[Start of Extracted material]
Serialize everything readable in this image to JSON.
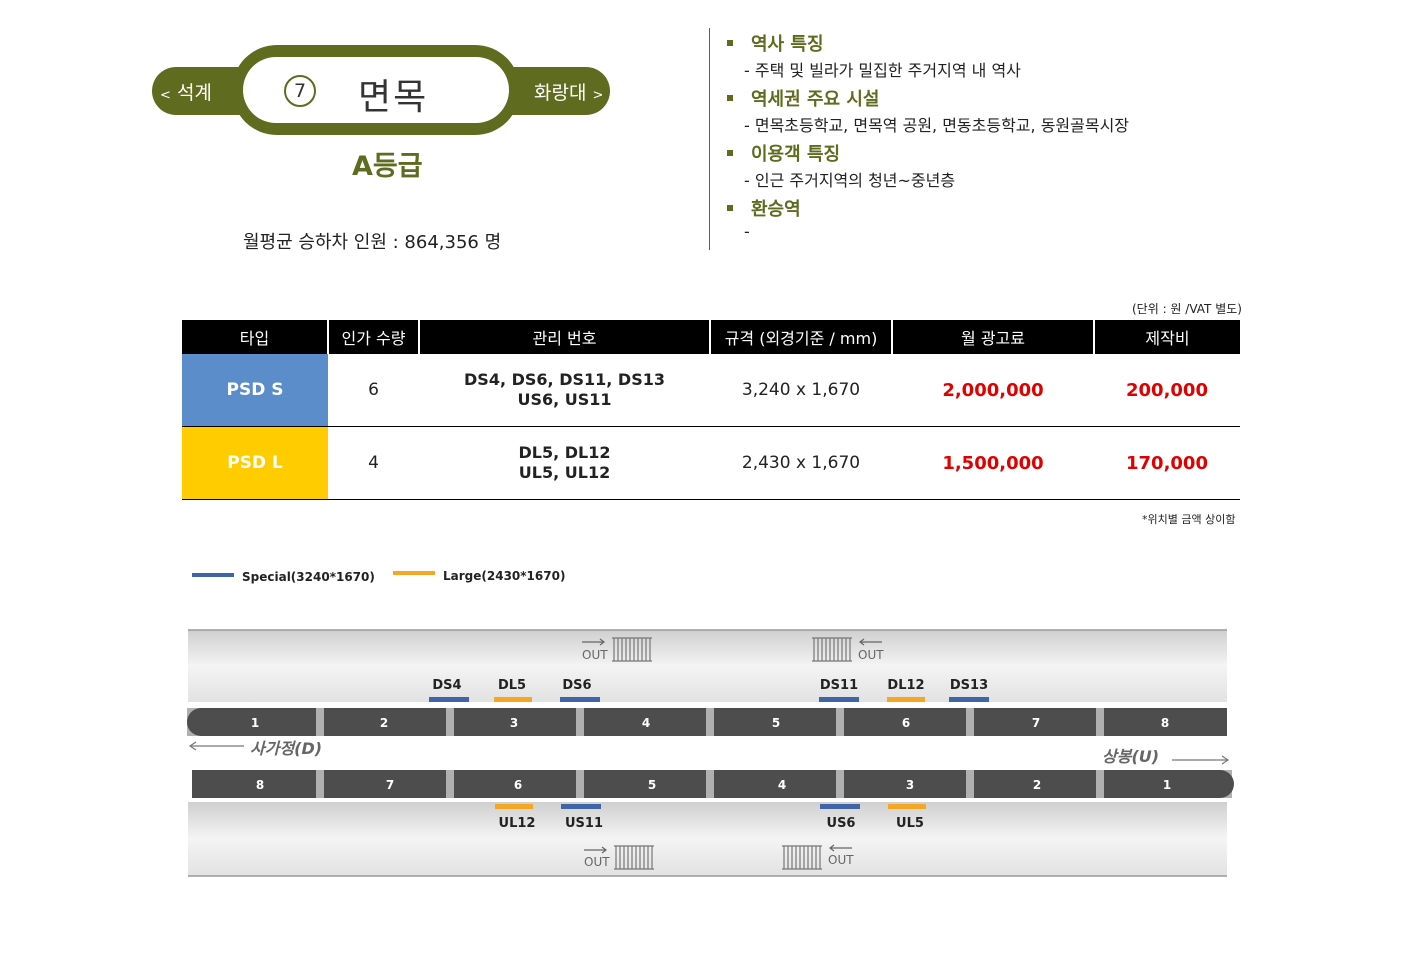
{
  "station": {
    "prev": "석계",
    "prev_arrow": "<",
    "next": "화랑대",
    "next_arrow": ">",
    "number": "7",
    "name": "면목",
    "grade": "A등급",
    "monthly_passengers": "월평균 승하차 인원 : 864,356 명"
  },
  "info": [
    {
      "title": "역사 특징",
      "desc": "-  주택 및 빌라가 밀집한 주거지역 내 역사"
    },
    {
      "title": "역세권 주요 시설",
      "desc": "-  면목초등학교, 면목역 공원, 면동초등학교, 동원골목시장"
    },
    {
      "title": "이용객 특징",
      "desc": "-  인근 주거지역의 청년~중년층"
    },
    {
      "title": "환승역",
      "desc": "-"
    }
  ],
  "unit_note": "(단위 : 원 /VAT 별도)",
  "price_note": "*위치별 금액 상이함",
  "table": {
    "headers": [
      "타입",
      "인가 수량",
      "관리 번호",
      "규격 (외경기준 / mm)",
      "월 광고료",
      "제작비"
    ],
    "rows": [
      {
        "type": "PSD S",
        "qty": "6",
        "mgmt1": "DS4, DS6, DS11, DS13",
        "mgmt2": "US6, US11",
        "size": "3,240  x  1,670",
        "monthly": "2,000,000",
        "production": "200,000"
      },
      {
        "type": "PSD L",
        "qty": "4",
        "mgmt1": "DL5, DL12",
        "mgmt2": "UL5, UL12",
        "size": "2,430  x  1,670",
        "monthly": "1,500,000",
        "production": "170,000"
      }
    ]
  },
  "legend": {
    "special": "Special(3240*1670)",
    "large": "Large(2430*1670)",
    "special_color": "#3f64a8",
    "large_color": "#f5a623"
  },
  "diagram": {
    "out": "OUT",
    "dir_down": "사가정(D)",
    "dir_up": "상봉(U)",
    "top_cars": [
      "1",
      "2",
      "3",
      "4",
      "5",
      "6",
      "7",
      "8"
    ],
    "bottom_cars": [
      "8",
      "7",
      "6",
      "5",
      "4",
      "3",
      "2",
      "1"
    ],
    "top_labels": [
      "DS4",
      "DL5",
      "DS6",
      "DS11",
      "DL12",
      "DS13"
    ],
    "bottom_labels": [
      "UL12",
      "US11",
      "US6",
      "UL5"
    ]
  }
}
[End of Extracted material]
### [What the task asks]
For each line in the data above that contains the string "production", extract the line.

### [Written solution]
        "production": "200,000"
        "production": "170,000"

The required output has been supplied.